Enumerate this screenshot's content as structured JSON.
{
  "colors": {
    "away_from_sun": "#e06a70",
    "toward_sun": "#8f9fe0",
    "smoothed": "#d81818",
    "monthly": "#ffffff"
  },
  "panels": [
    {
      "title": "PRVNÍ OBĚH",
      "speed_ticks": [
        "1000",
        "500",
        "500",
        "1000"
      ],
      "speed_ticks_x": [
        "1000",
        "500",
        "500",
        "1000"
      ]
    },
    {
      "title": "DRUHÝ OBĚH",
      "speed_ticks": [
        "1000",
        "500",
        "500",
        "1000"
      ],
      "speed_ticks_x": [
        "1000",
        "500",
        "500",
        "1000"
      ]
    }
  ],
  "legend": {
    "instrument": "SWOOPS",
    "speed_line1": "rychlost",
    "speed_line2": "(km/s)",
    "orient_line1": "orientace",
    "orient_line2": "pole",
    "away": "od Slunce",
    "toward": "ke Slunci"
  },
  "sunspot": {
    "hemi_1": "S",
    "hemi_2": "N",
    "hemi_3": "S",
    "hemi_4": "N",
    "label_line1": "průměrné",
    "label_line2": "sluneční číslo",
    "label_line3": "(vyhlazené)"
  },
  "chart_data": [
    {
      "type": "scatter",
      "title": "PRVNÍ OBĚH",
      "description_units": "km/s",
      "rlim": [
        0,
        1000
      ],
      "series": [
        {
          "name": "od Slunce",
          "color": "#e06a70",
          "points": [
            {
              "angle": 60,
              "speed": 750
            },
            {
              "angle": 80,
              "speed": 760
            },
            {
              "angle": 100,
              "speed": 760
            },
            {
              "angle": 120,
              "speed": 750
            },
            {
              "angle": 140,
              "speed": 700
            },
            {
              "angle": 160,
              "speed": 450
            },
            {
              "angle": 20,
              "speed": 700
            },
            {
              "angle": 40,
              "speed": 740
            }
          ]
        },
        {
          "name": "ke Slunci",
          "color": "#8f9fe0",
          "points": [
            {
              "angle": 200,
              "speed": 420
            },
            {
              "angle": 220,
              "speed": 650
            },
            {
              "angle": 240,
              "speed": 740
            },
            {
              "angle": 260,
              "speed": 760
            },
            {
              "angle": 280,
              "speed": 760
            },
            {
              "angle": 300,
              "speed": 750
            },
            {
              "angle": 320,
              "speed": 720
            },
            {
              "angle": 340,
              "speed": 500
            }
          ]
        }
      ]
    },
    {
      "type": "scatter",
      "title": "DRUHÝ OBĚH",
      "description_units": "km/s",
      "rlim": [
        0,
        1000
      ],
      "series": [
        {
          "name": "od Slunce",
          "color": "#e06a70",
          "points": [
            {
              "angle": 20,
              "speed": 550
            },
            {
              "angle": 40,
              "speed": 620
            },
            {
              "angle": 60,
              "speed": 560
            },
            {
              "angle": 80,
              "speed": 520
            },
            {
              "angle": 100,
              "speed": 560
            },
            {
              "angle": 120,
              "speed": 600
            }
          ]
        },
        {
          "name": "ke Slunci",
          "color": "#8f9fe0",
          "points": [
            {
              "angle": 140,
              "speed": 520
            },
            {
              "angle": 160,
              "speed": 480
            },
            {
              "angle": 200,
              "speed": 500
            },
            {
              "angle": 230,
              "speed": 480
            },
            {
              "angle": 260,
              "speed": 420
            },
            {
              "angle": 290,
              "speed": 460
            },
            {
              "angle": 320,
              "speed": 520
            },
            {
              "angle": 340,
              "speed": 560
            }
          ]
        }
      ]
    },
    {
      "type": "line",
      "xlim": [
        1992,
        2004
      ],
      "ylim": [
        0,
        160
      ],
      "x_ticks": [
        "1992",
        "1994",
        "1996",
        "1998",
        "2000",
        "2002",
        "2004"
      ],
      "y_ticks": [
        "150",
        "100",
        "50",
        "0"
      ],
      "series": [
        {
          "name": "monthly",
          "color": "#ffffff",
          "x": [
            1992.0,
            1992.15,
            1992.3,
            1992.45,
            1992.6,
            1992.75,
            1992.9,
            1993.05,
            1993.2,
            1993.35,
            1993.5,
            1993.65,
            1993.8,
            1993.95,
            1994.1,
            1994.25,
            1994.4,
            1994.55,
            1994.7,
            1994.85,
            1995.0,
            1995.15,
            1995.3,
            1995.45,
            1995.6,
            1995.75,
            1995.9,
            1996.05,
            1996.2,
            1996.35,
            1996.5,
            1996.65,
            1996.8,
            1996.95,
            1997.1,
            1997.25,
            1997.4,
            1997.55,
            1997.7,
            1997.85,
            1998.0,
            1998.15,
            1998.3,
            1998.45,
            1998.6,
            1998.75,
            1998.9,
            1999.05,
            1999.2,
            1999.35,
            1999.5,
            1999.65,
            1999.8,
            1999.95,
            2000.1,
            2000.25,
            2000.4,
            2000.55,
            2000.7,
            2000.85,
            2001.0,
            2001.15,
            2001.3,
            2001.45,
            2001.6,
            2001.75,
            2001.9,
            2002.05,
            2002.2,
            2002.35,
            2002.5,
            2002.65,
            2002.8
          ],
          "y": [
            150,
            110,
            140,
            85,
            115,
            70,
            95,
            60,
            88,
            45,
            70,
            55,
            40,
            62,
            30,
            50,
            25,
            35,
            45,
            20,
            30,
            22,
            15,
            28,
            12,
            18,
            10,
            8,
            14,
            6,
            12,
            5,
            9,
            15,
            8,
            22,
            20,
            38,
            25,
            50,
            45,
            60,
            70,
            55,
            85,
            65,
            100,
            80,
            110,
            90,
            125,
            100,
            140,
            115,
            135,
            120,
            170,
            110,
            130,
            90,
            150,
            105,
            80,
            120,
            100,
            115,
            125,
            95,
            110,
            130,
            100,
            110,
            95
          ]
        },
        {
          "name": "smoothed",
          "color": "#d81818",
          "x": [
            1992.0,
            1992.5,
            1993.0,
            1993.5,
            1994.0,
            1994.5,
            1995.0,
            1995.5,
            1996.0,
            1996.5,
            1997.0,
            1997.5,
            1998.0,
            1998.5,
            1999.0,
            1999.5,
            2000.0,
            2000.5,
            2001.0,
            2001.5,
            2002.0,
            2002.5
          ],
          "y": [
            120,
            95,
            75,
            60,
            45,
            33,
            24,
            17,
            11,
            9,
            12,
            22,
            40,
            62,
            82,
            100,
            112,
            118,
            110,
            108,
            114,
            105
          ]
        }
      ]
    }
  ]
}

^^^^

**To do**
Every entry should be printed again exactly as written.

**Output**
Enumerate this screenshot's content as structured JSON.
{
  "colors": {
    "away_from_sun": "#e06a70",
    "toward_sun": "#8f9fe0",
    "smoothed": "#d81818",
    "monthly": "#ffffff"
  },
  "panels": [
    {
      "title": "PRVNÍ OBĚH",
      "speed_ticks": [
        "1000",
        "500",
        "500",
        "1000"
      ],
      "speed_ticks_x": [
        "1000",
        "500",
        "500",
        "1000"
      ]
    },
    {
      "title": "DRUHÝ OBĚH",
      "speed_ticks": [
        "1000",
        "500",
        "500",
        "1000"
      ],
      "speed_ticks_x": [
        "1000",
        "500",
        "500",
        "1000"
      ]
    }
  ],
  "legend": {
    "instrument": "SWOOPS",
    "speed_line1": "rychlost",
    "speed_line2": "(km/s)",
    "orient_line1": "orientace",
    "orient_line2": "pole",
    "away": "od Slunce",
    "toward": "ke Slunci"
  },
  "sunspot": {
    "hemi_1": "S",
    "hemi_2": "N",
    "hemi_3": "S",
    "hemi_4": "N",
    "label_line1": "průměrné",
    "label_line2": "sluneční číslo",
    "label_line3": "(vyhlazené)"
  },
  "chart_data": [
    {
      "type": "scatter",
      "title": "PRVNÍ OBĚH",
      "description_units": "km/s",
      "rlim": [
        0,
        1000
      ],
      "series": [
        {
          "name": "od Slunce",
          "color": "#e06a70",
          "points": [
            {
              "angle": 60,
              "speed": 750
            },
            {
              "angle": 80,
              "speed": 760
            },
            {
              "angle": 100,
              "speed": 760
            },
            {
              "angle": 120,
              "speed": 750
            },
            {
              "angle": 140,
              "speed": 700
            },
            {
              "angle": 160,
              "speed": 450
            },
            {
              "angle": 20,
              "speed": 700
            },
            {
              "angle": 40,
              "speed": 740
            }
          ]
        },
        {
          "name": "ke Slunci",
          "color": "#8f9fe0",
          "points": [
            {
              "angle": 200,
              "speed": 420
            },
            {
              "angle": 220,
              "speed": 650
            },
            {
              "angle": 240,
              "speed": 740
            },
            {
              "angle": 260,
              "speed": 760
            },
            {
              "angle": 280,
              "speed": 760
            },
            {
              "angle": 300,
              "speed": 750
            },
            {
              "angle": 320,
              "speed": 720
            },
            {
              "angle": 340,
              "speed": 500
            }
          ]
        }
      ]
    },
    {
      "type": "scatter",
      "title": "DRUHÝ OBĚH",
      "description_units": "km/s",
      "rlim": [
        0,
        1000
      ],
      "series": [
        {
          "name": "od Slunce",
          "color": "#e06a70",
          "points": [
            {
              "angle": 20,
              "speed": 550
            },
            {
              "angle": 40,
              "speed": 620
            },
            {
              "angle": 60,
              "speed": 560
            },
            {
              "angle": 80,
              "speed": 520
            },
            {
              "angle": 100,
              "speed": 560
            },
            {
              "angle": 120,
              "speed": 600
            }
          ]
        },
        {
          "name": "ke Slunci",
          "color": "#8f9fe0",
          "points": [
            {
              "angle": 140,
              "speed": 520
            },
            {
              "angle": 160,
              "speed": 480
            },
            {
              "angle": 200,
              "speed": 500
            },
            {
              "angle": 230,
              "speed": 480
            },
            {
              "angle": 260,
              "speed": 420
            },
            {
              "angle": 290,
              "speed": 460
            },
            {
              "angle": 320,
              "speed": 520
            },
            {
              "angle": 340,
              "speed": 560
            }
          ]
        }
      ]
    },
    {
      "type": "line",
      "xlim": [
        1992,
        2004
      ],
      "ylim": [
        0,
        160
      ],
      "x_ticks": [
        "1992",
        "1994",
        "1996",
        "1998",
        "2000",
        "2002",
        "2004"
      ],
      "y_ticks": [
        "150",
        "100",
        "50",
        "0"
      ],
      "series": [
        {
          "name": "monthly",
          "color": "#ffffff",
          "x": [
            1992.0,
            1992.15,
            1992.3,
            1992.45,
            1992.6,
            1992.75,
            1992.9,
            1993.05,
            1993.2,
            1993.35,
            1993.5,
            1993.65,
            1993.8,
            1993.95,
            1994.1,
            1994.25,
            1994.4,
            1994.55,
            1994.7,
            1994.85,
            1995.0,
            1995.15,
            1995.3,
            1995.45,
            1995.6,
            1995.75,
            1995.9,
            1996.05,
            1996.2,
            1996.35,
            1996.5,
            1996.65,
            1996.8,
            1996.95,
            1997.1,
            1997.25,
            1997.4,
            1997.55,
            1997.7,
            1997.85,
            1998.0,
            1998.15,
            1998.3,
            1998.45,
            1998.6,
            1998.75,
            1998.9,
            1999.05,
            1999.2,
            1999.35,
            1999.5,
            1999.65,
            1999.8,
            1999.95,
            2000.1,
            2000.25,
            2000.4,
            2000.55,
            2000.7,
            2000.85,
            2001.0,
            2001.15,
            2001.3,
            2001.45,
            2001.6,
            2001.75,
            2001.9,
            2002.05,
            2002.2,
            2002.35,
            2002.5,
            2002.65,
            2002.8
          ],
          "y": [
            150,
            110,
            140,
            85,
            115,
            70,
            95,
            60,
            88,
            45,
            70,
            55,
            40,
            62,
            30,
            50,
            25,
            35,
            45,
            20,
            30,
            22,
            15,
            28,
            12,
            18,
            10,
            8,
            14,
            6,
            12,
            5,
            9,
            15,
            8,
            22,
            20,
            38,
            25,
            50,
            45,
            60,
            70,
            55,
            85,
            65,
            100,
            80,
            110,
            90,
            125,
            100,
            140,
            115,
            135,
            120,
            170,
            110,
            130,
            90,
            150,
            105,
            80,
            120,
            100,
            115,
            125,
            95,
            110,
            130,
            100,
            110,
            95
          ]
        },
        {
          "name": "smoothed",
          "color": "#d81818",
          "x": [
            1992.0,
            1992.5,
            1993.0,
            1993.5,
            1994.0,
            1994.5,
            1995.0,
            1995.5,
            1996.0,
            1996.5,
            1997.0,
            1997.5,
            1998.0,
            1998.5,
            1999.0,
            1999.5,
            2000.0,
            2000.5,
            2001.0,
            2001.5,
            2002.0,
            2002.5
          ],
          "y": [
            120,
            95,
            75,
            60,
            45,
            33,
            24,
            17,
            11,
            9,
            12,
            22,
            40,
            62,
            82,
            100,
            112,
            118,
            110,
            108,
            114,
            105
          ]
        }
      ]
    }
  ]
}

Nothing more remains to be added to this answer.